## WRITTEN PROBLEM
Set down every entry word for word. Omit the pictures.

## DATA EXTRACT

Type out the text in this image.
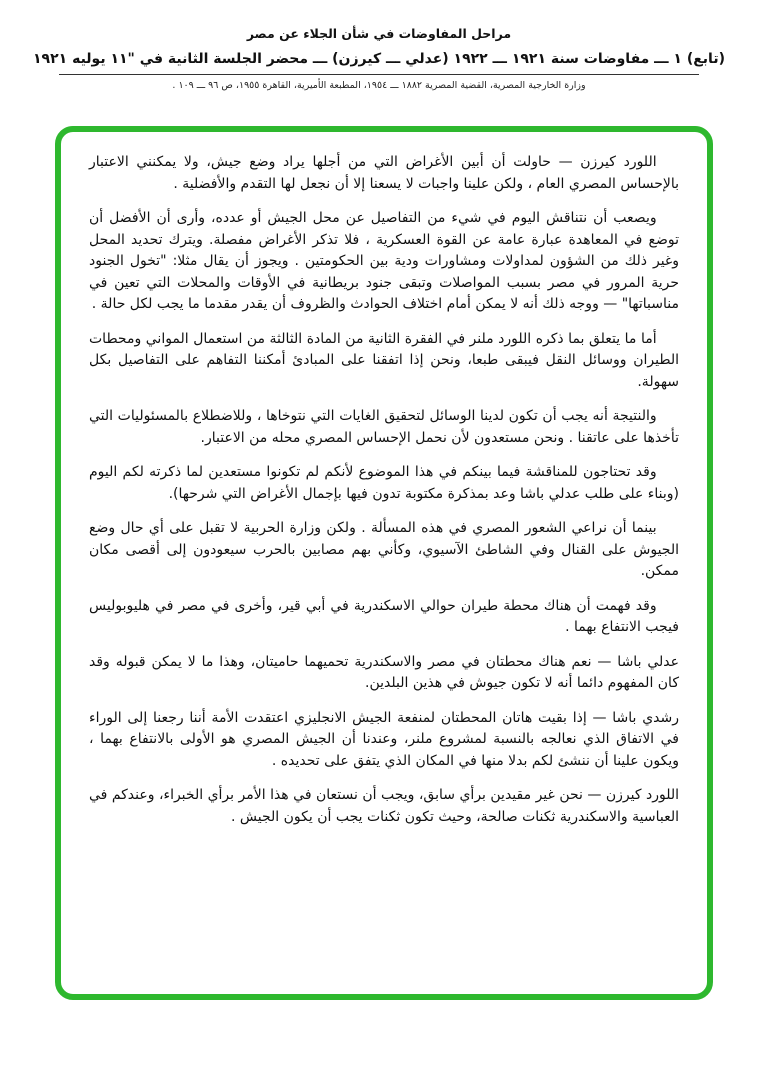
مراحل المفاوضات في شأن الجلاء عن مصر
(تابع) ١ ـــ مفاوضات سنة ١٩٢١ ـــ ١٩٢٢ (عدلي ـــ كيرزن) ـــ محضر الجلسة الثانية في "١١ يوليه ١٩٢١
وزارة الخارجية المصرية، القضية المصرية ١٨٨٢ ـــ ١٩٥٤، المطبعة الأميرية، القاهرة ١٩٥٥، ص ٩٦ ـــ ١٠٩ .

اللورد كيرزن — حاولت أن أبين الأغراض التي من أجلها يراد وضع جيش، ولا يمكنني الاعتبار بالإحساس المصري العام ، ولكن علينا واجبات لا يسعنا إلا أن نجعل لها التقدم والأفضلية .

ويصعب أن نتناقش اليوم في شيء من التفاصيل عن محل الجيش أو عدده، وأرى أن الأفضل أن توضع في المعاهدة عبارة عامة عن القوة العسكرية ، فلا تذكر الأغراض مفصلة. ويترك تحديد المحل وغير ذلك من الشؤون لمداولات ومشاورات ودية بين الحكومتين . ويجوز أن يقال مثلا: "تخول الجنود حرية المرور في مصر بسبب المواصلات وتبقى جنود بريطانية في الأوقات والمحلات التي تعين في مناسباتها" — ووجه ذلك أنه لا يمكن أمام اختلاف الحوادث والظروف أن يقدر مقدما ما يجب لكل حالة .

أما ما يتعلق بما ذكره اللورد ملنر في الفقرة الثانية من المادة الثالثة من استعمال المواني ومحطات الطيران ووسائل النقل فيبقى طبعا، ونحن إذا اتفقنا على المبادئ أمكننا التفاهم على التفاصيل بكل سهولة.

والنتيجة أنه يجب أن تكون لدينا الوسائل لتحقيق الغايات التي نتوخاها ، وللاضطلاع بالمسئوليات التي تأخذها على عاتقنا . ونحن مستعدون لأن نحمل الإحساس المصري محله من الاعتبار.

وقد تحتاجون للمناقشة فيما بينكم في هذا الموضوع لأنكم لم تكونوا مستعدين لما ذكرته لكم اليوم (وبناء على طلب عدلي باشا وعد بمذكرة مكتوبة تدون فيها بإجمال الأغراض التي شرحها).

بينما أن نراعي الشعور المصري في هذه المسألة . ولكن وزارة الحربية لا تقبل على أي حال وضع الجيوش على القنال وفي الشاطئ الآسيوي، وكأني بهم مصابين بالحرب سيعودون إلى أقصى مكان ممكن.

وقد فهمت أن هناك محطة طيران حوالي الاسكندرية في أبي قير، وأخرى في مصر في هليوبوليس فيجب الانتفاع بهما .

عدلي باشا — نعم هناك محطتان في مصر والاسكندرية تحميهما حاميتان، وهذا ما لا يمكن قبوله وقد كان المفهوم دائما أنه لا تكون جيوش في هذين البلدين.

رشدي باشا — إذا بقيت هاتان المحطتان لمنفعة الجيش الانجليزي اعتقدت الأمة أننا رجعنا إلى الوراء في الاتفاق الذي نعالجه بالنسبة لمشروع ملنر، وعندنا أن الجيش المصري هو الأولى بالانتفاع بهما ، ويكون علينا أن ننشئ لكم بدلا منها في المكان الذي يتفق على تحديده .

اللورد كيرزن — نحن غير مقيدين برأي سابق، ويجب أن نستعان في هذا الأمر برأي الخبراء، وعندكم في العباسية والاسكندرية ثكنات صالحة، وحيث تكون ثكنات يجب أن يكون الجيش .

## RESULT OF THIS TASK
Type out the text in this image.
مراحل المفاوضات في شأن الجلاء عن مصر
(تابع) ١ ـــ مفاوضات سنة ١٩٢١ ـــ ١٩٢٢ (عدلي ـــ كيرزن) ـــ محضر الجلسة الثانية في "١١ يوليه ١٩٢١
وزارة الخارجية المصرية، القضية المصرية ١٨٨٢ ـــ ١٩٥٤، المطبعة الأميرية، القاهرة ١٩٥٥، ص ٩٦ ـــ ١٠٩ .

اللورد كيرزن — حاولت أن أبين الأغراض التي من أجلها يراد وضع جيش، ولا يمكنني الاعتبار بالإحساس المصري العام ، ولكن علينا واجبات لا يسعنا إلا أن نجعل لها التقدم والأفضلية .

ويصعب أن نتناقش اليوم في شيء من التفاصيل عن محل الجيش أو عدده، وأرى أن الأفضل أن توضع في المعاهدة عبارة عامة عن القوة العسكرية ، فلا تذكر الأغراض مفصلة. ويترك تحديد المحل وغير ذلك من الشؤون لمداولات ومشاورات ودية بين الحكومتين . ويجوز أن يقال مثلا: "تخول الجنود حرية المرور في مصر بسبب المواصلات وتبقى جنود بريطانية في الأوقات والمحلات التي تعين في مناسباتها" — ووجه ذلك أنه لا يمكن أمام اختلاف الحوادث والظروف أن يقدر مقدما ما يجب لكل حالة .

أما ما يتعلق بما ذكره اللورد ملنر في الفقرة الثانية من المادة الثالثة من استعمال المواني ومحطات الطيران ووسائل النقل فيبقى طبعا، ونحن إذا اتفقنا على المبادئ أمكننا التفاهم على التفاصيل بكل سهولة.

والنتيجة أنه يجب أن تكون لدينا الوسائل لتحقيق الغايات التي نتوخاها ، وللاضطلاع بالمسئوليات التي تأخذها على عاتقنا . ونحن مستعدون لأن نحمل الإحساس المصري محله من الاعتبار.

وقد تحتاجون للمناقشة فيما بينكم في هذا الموضوع لأنكم لم تكونوا مستعدين لما ذكرته لكم اليوم (وبناء على طلب عدلي باشا وعد بمذكرة مكتوبة تدون فيها بإجمال الأغراض التي شرحها).

بينما أن نراعي الشعور المصري في هذه المسألة . ولكن وزارة الحربية لا تقبل على أي حال وضع الجيوش على القنال وفي الشاطئ الآسيوي، وكأني بهم مصابين بالحرب سيعودون إلى أقصى مكان ممكن.

وقد فهمت أن هناك محطة طيران حوالي الاسكندرية في أبي قير، وأخرى في مصر في هليوبوليس فيجب الانتفاع بهما .

عدلي باشا — نعم هناك محطتان في مصر والاسكندرية تحميهما حاميتان، وهذا ما لا يمكن قبوله وقد كان المفهوم دائما أنه لا تكون جيوش في هذين البلدين.

رشدي باشا — إذا بقيت هاتان المحطتان لمنفعة الجيش الانجليزي اعتقدت الأمة أننا رجعنا إلى الوراء في الاتفاق الذي نعالجه بالنسبة لمشروع ملنر، وعندنا أن الجيش المصري هو الأولى بالانتفاع بهما ، ويكون علينا أن ننشئ لكم بدلا منها في المكان الذي يتفق على تحديده .

اللورد كيرزن — نحن غير مقيدين برأي سابق، ويجب أن نستعان في هذا الأمر برأي الخبراء، وعندكم في العباسية والاسكندرية ثكنات صالحة، وحيث تكون ثكنات يجب أن يكون الجيش .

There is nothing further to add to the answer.